_TESTO FORNITO_
=======

Bari città aperta

Le migliaia di partecipanti al pride confermano la vocazione del capoluogo pugliese all'inclusione in tempi in cui torna a soffiare il vento dell'intolleranza

C’è un verso di Walt Whitman che credo si possa ben applicare alla giornata del Pride, in cui ognuno esprime orgogliosamente se stesso: “who touches this book touches a man”. Che tradotto, sta per “chi tocca questo libro tocca un uomo”. È tratto da Foglie d’erba, il capolavoro cui quello straordinario poeta americano ha dedicato tutta la sua vita, e con cui ha voluto esprimere una grande verità: ogni nostra azione ci rappresenta, in ogni nostra azione ci siamo noi.

Ci sono parti intere della nostra esistenza. Dove abbiamo studiato, cosa abbiamo letto, chi abbiamo amato. Tutto, dagli aspetti più degni di nota a quelli meno importanti. E chiunque metta tutto se stesso in quello che fa, senza risparmiarsi, compie un gesto rivoluzionario, perché decide di non nascondersi, di non ricorrere ad una maschera per avere una vita più facile. E qui, in questa giornata, tante persone hanno scelto deliberatamente di mostrarsi come sono, tanto che si può dire, sulla scia di quel famoso verso di Whitman, “chi tocca il Pride, tocca tante persone“. Chiunque ne abbia preso parte.

=======

_MATERIALE_
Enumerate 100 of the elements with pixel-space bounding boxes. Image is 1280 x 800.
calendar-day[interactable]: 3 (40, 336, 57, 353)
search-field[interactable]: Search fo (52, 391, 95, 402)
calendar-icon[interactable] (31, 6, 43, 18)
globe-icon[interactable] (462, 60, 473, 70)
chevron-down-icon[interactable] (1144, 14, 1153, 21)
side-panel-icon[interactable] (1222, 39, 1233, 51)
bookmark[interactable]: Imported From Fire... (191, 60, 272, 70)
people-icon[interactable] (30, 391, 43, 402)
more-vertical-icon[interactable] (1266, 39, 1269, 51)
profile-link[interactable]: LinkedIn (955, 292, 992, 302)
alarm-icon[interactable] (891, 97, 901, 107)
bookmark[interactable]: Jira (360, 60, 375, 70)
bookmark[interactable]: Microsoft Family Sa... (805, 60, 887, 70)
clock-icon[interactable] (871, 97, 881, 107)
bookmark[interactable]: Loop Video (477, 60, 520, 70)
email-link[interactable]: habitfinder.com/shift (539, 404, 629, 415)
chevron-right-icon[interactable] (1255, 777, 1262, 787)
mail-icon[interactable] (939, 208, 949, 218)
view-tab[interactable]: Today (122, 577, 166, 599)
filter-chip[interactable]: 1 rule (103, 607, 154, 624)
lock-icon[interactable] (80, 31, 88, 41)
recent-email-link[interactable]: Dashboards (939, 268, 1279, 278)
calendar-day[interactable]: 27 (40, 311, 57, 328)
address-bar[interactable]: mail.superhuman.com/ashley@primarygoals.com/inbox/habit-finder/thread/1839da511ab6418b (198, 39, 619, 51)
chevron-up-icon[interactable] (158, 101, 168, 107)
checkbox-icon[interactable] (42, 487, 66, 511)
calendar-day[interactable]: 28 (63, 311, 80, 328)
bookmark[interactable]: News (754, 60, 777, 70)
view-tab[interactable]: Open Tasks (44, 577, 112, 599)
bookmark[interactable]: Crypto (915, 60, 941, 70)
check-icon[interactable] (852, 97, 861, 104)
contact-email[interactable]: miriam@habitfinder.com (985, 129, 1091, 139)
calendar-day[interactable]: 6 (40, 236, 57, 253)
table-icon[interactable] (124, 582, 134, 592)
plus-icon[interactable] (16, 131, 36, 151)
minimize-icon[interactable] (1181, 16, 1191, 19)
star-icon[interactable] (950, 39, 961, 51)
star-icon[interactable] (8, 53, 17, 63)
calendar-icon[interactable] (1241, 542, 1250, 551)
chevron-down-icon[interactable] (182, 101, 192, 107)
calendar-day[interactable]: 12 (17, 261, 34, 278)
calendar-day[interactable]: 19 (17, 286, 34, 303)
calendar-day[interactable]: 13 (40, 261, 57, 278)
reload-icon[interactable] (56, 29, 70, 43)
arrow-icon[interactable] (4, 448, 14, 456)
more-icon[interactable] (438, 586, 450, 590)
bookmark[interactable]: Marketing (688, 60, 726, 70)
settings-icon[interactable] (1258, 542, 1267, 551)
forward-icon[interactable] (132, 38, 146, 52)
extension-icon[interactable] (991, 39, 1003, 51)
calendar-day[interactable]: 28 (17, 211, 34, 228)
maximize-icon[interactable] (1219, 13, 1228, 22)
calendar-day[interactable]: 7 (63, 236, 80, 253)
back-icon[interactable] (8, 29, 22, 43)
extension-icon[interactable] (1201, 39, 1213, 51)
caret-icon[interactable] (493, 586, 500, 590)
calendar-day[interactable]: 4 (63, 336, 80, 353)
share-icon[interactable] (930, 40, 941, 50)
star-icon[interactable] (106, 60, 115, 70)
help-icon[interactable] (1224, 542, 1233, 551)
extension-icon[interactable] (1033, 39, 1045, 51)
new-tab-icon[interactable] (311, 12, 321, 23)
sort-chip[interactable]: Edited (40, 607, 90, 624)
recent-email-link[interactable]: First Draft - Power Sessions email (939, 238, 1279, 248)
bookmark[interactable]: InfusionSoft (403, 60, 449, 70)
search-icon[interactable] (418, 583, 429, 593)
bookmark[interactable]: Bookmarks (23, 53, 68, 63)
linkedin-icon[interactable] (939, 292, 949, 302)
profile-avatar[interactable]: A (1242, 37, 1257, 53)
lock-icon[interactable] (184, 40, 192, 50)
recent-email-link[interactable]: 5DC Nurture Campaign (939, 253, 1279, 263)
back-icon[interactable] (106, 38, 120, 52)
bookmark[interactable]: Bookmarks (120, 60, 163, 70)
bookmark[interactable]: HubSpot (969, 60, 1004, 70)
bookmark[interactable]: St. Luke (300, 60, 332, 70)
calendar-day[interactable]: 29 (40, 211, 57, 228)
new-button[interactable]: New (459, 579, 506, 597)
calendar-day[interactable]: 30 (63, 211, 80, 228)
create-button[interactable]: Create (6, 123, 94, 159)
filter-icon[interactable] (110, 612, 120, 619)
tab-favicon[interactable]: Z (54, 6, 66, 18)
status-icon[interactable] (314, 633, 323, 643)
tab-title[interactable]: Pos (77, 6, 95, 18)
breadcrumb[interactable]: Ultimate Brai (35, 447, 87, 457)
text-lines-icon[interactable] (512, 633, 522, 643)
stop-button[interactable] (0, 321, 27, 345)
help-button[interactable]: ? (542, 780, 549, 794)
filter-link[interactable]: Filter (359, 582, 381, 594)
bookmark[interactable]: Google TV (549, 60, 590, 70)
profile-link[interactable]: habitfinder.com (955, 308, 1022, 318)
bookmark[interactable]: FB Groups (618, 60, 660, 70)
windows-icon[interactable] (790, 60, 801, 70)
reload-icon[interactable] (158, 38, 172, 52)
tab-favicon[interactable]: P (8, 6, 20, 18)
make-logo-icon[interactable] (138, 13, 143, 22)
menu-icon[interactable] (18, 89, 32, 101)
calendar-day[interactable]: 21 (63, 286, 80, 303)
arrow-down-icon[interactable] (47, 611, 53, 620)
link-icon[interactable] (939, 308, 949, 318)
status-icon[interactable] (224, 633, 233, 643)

=======

_SFIDA 1_
Rispondi a queste domande sull'articolo dedicato al Pride di Bari:
(a) Da quale opera proviene il verso di Walt Whitman citato?
(b) Che cosa confermano, secondo il sottotitolo, le migliaia di partecipanti al pride?
(c) Che cosa compie chi mette tutto se stesso in quello che fa?
_SFIDA 2_
Prosegui l'articolo sul Pride di Bari partendo dopo la sua ultima frase.

_SOLUZIONE 1_
(a) Da Foglie d'erba.
(b) La vocazione del capoluogo pugliese all'inclusione.
(c) Un gesto rivoluzionario.

_SOLUZIONE 2_
E, perciò, eccoli. Sono in piazza Umberto alle 15 del pomeriggio, con i loro cartelli, con le loro maglie, con le loro spillette, con i loro colori. Ognuno è diverso, ognuno è unico a modo suo, ma tutti sono uguali. Sono compatti, uniti da un unico desiderio: quello di essere così come sono e amare chi vogliono.

Sono orgogliosi semplicemente di quelli che sono e detestano chi lo fa loro pesare. Sono stanchi, ma non come quei giovani che Pasolini rievocava nelle poesie di Lettere Luterane, di una vita senza stimoli. Sono stanchi di una vita fatta di catene, impedimenti, odio mascherato di falsa retorica. Sono stufi di una società che non li vuole, che detesta la loro esuberanza. E allora Bari – polo queer dal suo primo pride, ben vent’anni fa – registra una partecipazione incredibile. Non si è mai vista tanta gente come quest’anno.

E qualcuno non può fare a meno di notare, tra le file di questo lunghissimo corteo, che numeri del genere siano una risposta al governo e alla sua politica omofobica, misogina, transfobica. Con la differenza che non c’è odio in piazza Umberto, in via De Rossi. Non c’è odio fino al teatro Margerita e giù fino al lungomare. “Il pride è la risposta più bella e coraggiosa che si può dare in un tale periodo, così pieno di odio” afferma Eugenia, una giovane studentessa di Palo del Colle che studia da un paio di anni a Forlì. Ha deciso di rinviare l’esame più importante di sociologia per essere a Bari, insieme ai suoi amici del liceo.

Non volevo mancare ad una giornata importante come questa” spiega, prima di unirsi al corteo e aiutare una sua amica a reggere uno striscione, che hanno retto per l’intera durata della manifestazione, senza sentire la minima stanchezza. In molti provengono da fuori Bari e sono scesi dal nord per partecipare al pride. Da Bologna, da Forlì, Torino, Campobasso. Tutti uniti a celebrare e proteggere con orgoglio la diversità e tutto ciò che vada oltre la norma.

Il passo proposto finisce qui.